------ Exercise material

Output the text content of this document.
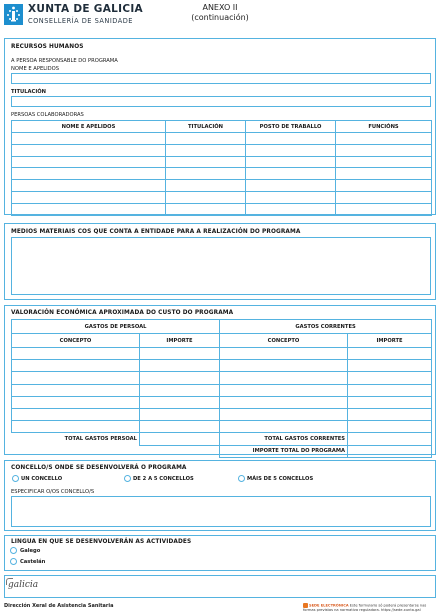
XUNTA DE GALICIA
CONSELLERÍA DE SANIDADE
ANEXO II
(continuación)
RECURSOS HUMANOS
A PERSOA RESPONSABLE DO PROGRAMA
NOME E APELIDOS
TITULACIÓN
PERSOAS COLABORADORAS
NOME E APELIDOS	TITULACIÓN	POSTO DE TRABALLO	FUNCIÓNS

MEDIOS MATERIAIS COS QUE CONTA A ENTIDADE PARA A REALIZACIÓN DO PROGRAMA
VALORACIÓN ECONÓMICA APROXIMADA DO CUSTO DO PROGRAMA
GASTOS DE PERSOAL		GASTOS CORRENTES	
CONCEPTO	IMPORTE	CONCEPTO	IMPORTE

TOTAL GASTOS PERSOAL		TOTAL GASTOS CORRENTES	
		IMPORTE TOTAL DO PROGRAMA	
CONCELLO/S ONDE SE DESENVOLVERÁ O PROGRAMA
UN CONCELLO	DE 2 A 5 CONCELLOS	MÁIS DE 5 CONCELLOS
ESPECIFICAR O/OS CONCELLO/S
LINGUA EN QUE SE DESENVOLVERÁN AS ACTIVIDADES
Galego
Castelán
galicia
Dirección Xeral de Asistencia Sanitaria	SEDE ELECTRÓNICA Este formulario só poderá presentarse nas formas previstas na normativa reguladora. https://sede.xunta.gal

------------

▶ _Set exercise_
Without including any pictures, print each record exactly.

▶ _Exercise response_
Output the text content of this document.
XUNTA DE GALICIA
CONSELLERÍA DE SANIDADE
ANEXO II
(continuación)
RECURSOS HUMANOS
A PERSOA RESPONSABLE DO PROGRAMA
NOME E APELIDOS
TITULACIÓN
PERSOAS COLABORADORAS
NOME E APELIDOS	TITULACIÓN	POSTO DE TRABALLO	FUNCIÓNS

MEDIOS MATERIAIS COS QUE CONTA A ENTIDADE PARA A REALIZACIÓN DO PROGRAMA
VALORACIÓN ECONÓMICA APROXIMADA DO CUSTO DO PROGRAMA
GASTOS DE PERSOAL		GASTOS CORRENTES	
CONCEPTO	IMPORTE	CONCEPTO	IMPORTE

TOTAL GASTOS PERSOAL		TOTAL GASTOS CORRENTES	
		IMPORTE TOTAL DO PROGRAMA	
CONCELLO/S ONDE SE DESENVOLVERÁ O PROGRAMA
UN CONCELLO	DE 2 A 5 CONCELLOS	MÁIS DE 5 CONCELLOS
ESPECIFICAR O/OS CONCELLO/S
LINGUA EN QUE SE DESENVOLVERÁN AS ACTIVIDADES
Galego
Castelán
galicia
Dirección Xeral de Asistencia Sanitaria	SEDE ELECTRÓNICA Este formulario só poderá presentarse nas formas previstas na normativa reguladora. https://sede.xunta.gal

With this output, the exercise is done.